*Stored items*
==============================

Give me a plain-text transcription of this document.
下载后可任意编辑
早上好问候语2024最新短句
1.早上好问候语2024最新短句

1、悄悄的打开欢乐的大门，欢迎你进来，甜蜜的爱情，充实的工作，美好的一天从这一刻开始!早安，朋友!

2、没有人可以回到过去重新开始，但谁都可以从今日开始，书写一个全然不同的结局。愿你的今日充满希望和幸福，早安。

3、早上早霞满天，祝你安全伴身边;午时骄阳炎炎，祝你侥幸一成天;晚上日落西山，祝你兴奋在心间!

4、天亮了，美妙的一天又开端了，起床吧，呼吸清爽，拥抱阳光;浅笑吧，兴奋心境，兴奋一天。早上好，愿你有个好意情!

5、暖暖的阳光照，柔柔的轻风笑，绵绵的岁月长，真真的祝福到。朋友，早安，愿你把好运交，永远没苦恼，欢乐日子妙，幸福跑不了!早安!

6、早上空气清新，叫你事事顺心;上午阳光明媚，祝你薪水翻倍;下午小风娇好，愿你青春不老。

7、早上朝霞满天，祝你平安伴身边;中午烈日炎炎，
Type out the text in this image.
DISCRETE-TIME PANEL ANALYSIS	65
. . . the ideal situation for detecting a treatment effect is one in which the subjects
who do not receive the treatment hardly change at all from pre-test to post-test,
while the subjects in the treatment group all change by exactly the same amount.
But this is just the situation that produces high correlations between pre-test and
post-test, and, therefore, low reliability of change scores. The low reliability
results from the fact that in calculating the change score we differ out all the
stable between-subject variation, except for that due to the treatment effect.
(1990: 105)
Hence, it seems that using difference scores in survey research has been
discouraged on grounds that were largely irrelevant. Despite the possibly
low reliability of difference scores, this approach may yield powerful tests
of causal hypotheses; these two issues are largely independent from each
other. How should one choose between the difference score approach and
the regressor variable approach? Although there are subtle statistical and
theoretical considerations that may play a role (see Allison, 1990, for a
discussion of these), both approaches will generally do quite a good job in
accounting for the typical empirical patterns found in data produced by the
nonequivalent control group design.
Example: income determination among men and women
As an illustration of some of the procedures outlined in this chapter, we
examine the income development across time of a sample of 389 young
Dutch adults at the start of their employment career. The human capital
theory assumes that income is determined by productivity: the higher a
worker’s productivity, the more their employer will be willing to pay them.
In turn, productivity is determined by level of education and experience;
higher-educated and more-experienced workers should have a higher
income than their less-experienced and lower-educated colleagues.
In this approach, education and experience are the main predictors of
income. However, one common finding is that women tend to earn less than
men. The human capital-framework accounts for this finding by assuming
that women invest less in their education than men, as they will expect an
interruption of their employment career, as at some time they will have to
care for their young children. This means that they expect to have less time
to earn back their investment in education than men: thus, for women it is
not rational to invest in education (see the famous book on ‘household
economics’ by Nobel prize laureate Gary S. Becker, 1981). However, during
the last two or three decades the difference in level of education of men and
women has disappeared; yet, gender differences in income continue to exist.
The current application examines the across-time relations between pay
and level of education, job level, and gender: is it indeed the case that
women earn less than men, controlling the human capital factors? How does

==============================

*Short task*
Reproduce the full listing above, character for character.

*Solution to this problem*
Give me a plain-text transcription of this document.
下载后可任意编辑
早上好问候语2024最新短句
1.早上好问候语2024最新短句

1、悄悄的打开欢乐的大门，欢迎你进来，甜蜜的爱情，充实的工作，美好的一天从这一刻开始!早安，朋友!

2、没有人可以回到过去重新开始，但谁都可以从今日开始，书写一个全然不同的结局。愿你的今日充满希望和幸福，早安。

3、早上早霞满天，祝你安全伴身边;午时骄阳炎炎，祝你侥幸一成天;晚上日落西山，祝你兴奋在心间!

4、天亮了，美妙的一天又开端了，起床吧，呼吸清爽，拥抱阳光;浅笑吧，兴奋心境，兴奋一天。早上好，愿你有个好意情!

5、暖暖的阳光照，柔柔的轻风笑，绵绵的岁月长，真真的祝福到。朋友，早安，愿你把好运交，永远没苦恼，欢乐日子妙，幸福跑不了!早安!

6、早上空气清新，叫你事事顺心;上午阳光明媚，祝你薪水翻倍;下午小风娇好，愿你青春不老。

7、早上朝霞满天，祝你平安伴身边;中午烈日炎炎，
Type out the text in this image.
DISCRETE-TIME PANEL ANALYSIS	65
. . . the ideal situation for detecting a treatment effect is one in which the subjects
who do not receive the treatment hardly change at all from pre-test to post-test,
while the subjects in the treatment group all change by exactly the same amount.
But this is just the situation that produces high correlations between pre-test and
post-test, and, therefore, low reliability of change scores. The low reliability
results from the fact that in calculating the change score we differ out all the
stable between-subject variation, except for that due to the treatment effect.
(1990: 105)
Hence, it seems that using difference scores in survey research has been
discouraged on grounds that were largely irrelevant. Despite the possibly
low reliability of difference scores, this approach may yield powerful tests
of causal hypotheses; these two issues are largely independent from each
other. How should one choose between the difference score approach and
the regressor variable approach? Although there are subtle statistical and
theoretical considerations that may play a role (see Allison, 1990, for a
discussion of these), both approaches will generally do quite a good job in
accounting for the typical empirical patterns found in data produced by the
nonequivalent control group design.
Example: income determination among men and women
As an illustration of some of the procedures outlined in this chapter, we
examine the income development across time of a sample of 389 young
Dutch adults at the start of their employment career. The human capital
theory assumes that income is determined by productivity: the higher a
worker’s productivity, the more their employer will be willing to pay them.
In turn, productivity is determined by level of education and experience;
higher-educated and more-experienced workers should have a higher
income than their less-experienced and lower-educated colleagues.
In this approach, education and experience are the main predictors of
income. However, one common finding is that women tend to earn less than
men. The human capital-framework accounts for this finding by assuming
that women invest less in their education than men, as they will expect an
interruption of their employment career, as at some time they will have to
care for their young children. This means that they expect to have less time
to earn back their investment in education than men: thus, for women it is
not rational to invest in education (see the famous book on ‘household
economics’ by Nobel prize laureate Gary S. Becker, 1981). However, during
the last two or three decades the difference in level of education of men and
women has disappeared; yet, gender differences in income continue to exist.
The current application examines the across-time relations between pay
and level of education, job level, and gender: is it indeed the case that
women earn less than men, controlling the human capital factors? How does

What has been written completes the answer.